» Extrait du document:

☆ ☆ ☆ ☆ ☆ ☆ ☆

La contribution à l'entretien des enfants
Les parents doivent contribuer à l'entretien et à l'éducation des enfants à proportion de leurs ressources, de celles de l'autre parent, ainsi que des besoins de l'enfant.
Que les parents soient mariés, pacsés ou en union libre, la pension alimentaire pour l’entretien et l’éducation des enfants peut toujours être demandée au Juge aux affaires familiales.
Les parents peuvent toujours convenir eux-mêmes du montant de leur contribution à l’entretien de l’enfant, soit dans le cadre d’une procédure de divorce par consentement mutuel, soit à l’issue d’un processus de médiation familiale ou de droit collaboratif, soit par négociation entre avocats, leur accord étant ensuite entériné par le Juge s'il est conforme à l'intérêt des enfants.
Depuis 2010, un barème des pensions alimentaires a été établi par la Chacellerie.
La table et la note explicative sur ce barème sont disponibles sur le site du ministère de la justice (http://www.justice.gouv.fr/justice-civile-11861/pensions-alimentaires-20077.html)
Toutefois le juge n'est pas tenu de suivre ce barème.
Le Juge aux Affaires Familiales ne s'appuie sur la grille de référénce des pensions alimentaires qu'à titre indicatif.

☆ ☆ ☆ ☆ ☆ ☆ ☆

» Données fournies:

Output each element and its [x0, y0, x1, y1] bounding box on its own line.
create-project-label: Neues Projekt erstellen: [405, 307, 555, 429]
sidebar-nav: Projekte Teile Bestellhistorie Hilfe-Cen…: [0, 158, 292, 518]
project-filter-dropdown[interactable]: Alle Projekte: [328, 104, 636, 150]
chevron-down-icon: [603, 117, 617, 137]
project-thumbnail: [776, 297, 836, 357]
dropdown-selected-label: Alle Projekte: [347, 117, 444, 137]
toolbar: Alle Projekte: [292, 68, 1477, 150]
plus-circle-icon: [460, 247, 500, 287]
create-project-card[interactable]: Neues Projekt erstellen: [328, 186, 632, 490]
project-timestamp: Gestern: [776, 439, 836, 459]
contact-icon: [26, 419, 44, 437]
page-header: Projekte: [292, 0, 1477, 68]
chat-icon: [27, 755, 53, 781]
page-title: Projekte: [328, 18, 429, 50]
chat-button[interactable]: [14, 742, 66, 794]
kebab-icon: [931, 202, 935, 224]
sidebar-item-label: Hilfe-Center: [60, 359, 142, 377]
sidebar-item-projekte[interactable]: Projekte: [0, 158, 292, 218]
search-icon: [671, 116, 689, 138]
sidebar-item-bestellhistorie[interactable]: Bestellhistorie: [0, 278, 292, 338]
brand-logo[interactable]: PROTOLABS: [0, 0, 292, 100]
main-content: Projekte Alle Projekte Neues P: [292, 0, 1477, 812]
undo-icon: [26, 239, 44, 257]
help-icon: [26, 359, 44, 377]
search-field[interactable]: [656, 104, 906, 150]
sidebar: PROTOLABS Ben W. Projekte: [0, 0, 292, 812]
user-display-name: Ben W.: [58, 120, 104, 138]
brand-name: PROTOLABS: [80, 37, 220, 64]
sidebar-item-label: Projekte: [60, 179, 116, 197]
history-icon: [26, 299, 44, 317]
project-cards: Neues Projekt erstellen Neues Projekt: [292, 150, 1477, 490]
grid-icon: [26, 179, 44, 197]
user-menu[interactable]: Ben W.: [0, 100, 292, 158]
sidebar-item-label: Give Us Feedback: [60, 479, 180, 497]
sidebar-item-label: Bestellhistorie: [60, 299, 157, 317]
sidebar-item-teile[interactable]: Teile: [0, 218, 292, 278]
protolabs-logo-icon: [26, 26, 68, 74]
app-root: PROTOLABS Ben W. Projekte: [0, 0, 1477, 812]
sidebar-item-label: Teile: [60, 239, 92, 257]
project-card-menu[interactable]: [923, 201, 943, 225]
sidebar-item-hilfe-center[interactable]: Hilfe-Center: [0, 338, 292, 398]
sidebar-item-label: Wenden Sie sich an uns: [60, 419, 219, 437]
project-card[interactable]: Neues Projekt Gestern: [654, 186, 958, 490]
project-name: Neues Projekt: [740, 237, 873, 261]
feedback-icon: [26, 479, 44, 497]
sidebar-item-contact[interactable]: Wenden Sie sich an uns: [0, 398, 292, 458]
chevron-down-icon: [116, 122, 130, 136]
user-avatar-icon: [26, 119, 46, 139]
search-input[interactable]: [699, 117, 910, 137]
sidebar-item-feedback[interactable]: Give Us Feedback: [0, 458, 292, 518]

☆ ☆ ☆ ☆ ☆ ☆ ☆

» Consignes de l'exercice:
1. Dites si chacune des affirmations suivantes concorde avec l'extrait sur la contribution à l'entretien des enfants. Répondez par oui ou par non et citez les mots décisifs du texte.
(a) Seuls les parents mariés peuvent demander au juge une pension alimentaire pour l'entretien des enfants.
(b) Le juge est obligé d'appliquer le barème des pensions alimentaires.
(c) Un accord conclu entre les parents est entériné par le juge s'il est conforme à l'intérêt des enfants.
2. D'après l'extrait sur la contribution à l'entretien des enfants, en proportion de quoi les parents contribuent-ils à l'entretien et à l'éducation des enfants ?
3. Poursuivez l'extrait sur la contribution à l'entretien des enfants en reprenant après sa dernière phrase.

» Réponses:
1.
(a) Non : « Que les parents soient mariés, pacsés ou en union libre, la pension alimentaire pour l’entretien et l’éducation des enfants peut toujours être demandée au Juge aux affaires familiales. »
(b) Non : « Toutefois le juge n'est pas tenu de suivre ce barème. »
(c) Oui : « leur accord étant ensuite entériné par le Juge s'il est conforme à l'intérêt des enfants »

2. En proportion de leurs ressources, de celles de l'autre parent et des besoins de l'enfant.

3.
Certains éléments particuliers peuvent justifier que la pension alimentaire soit fixée au delà ou en deça de ce barème.Attention, l’obligation alimentaire n’est pas dépendante de l’exercice du droit de visite et d’hébergement.
Vous devez payer la pension fixée par le juge même si vous ne pouvez pas exercer votre droit de visite et d’hébergement sur l’enfant et même si votre enfant ne se préoccupe pas de vous.
En effet, l’obligation alimentaire est le corollaire de la résidence : vous devez participer à l’entretien de l’enfant qui ne réside pas avec vous et votre contribution, qui est exécutée en nature lorsque vous vivez avec l’enfant est remplacée dans ce cas par un paiement mensuel en argent ou d’autres modalités telles que la prise en charge de certaines dépenses (voir ci-après).
L’autre parent, exécute quant à lui en nature son obligation alimentaire en hébergeant l’enfant.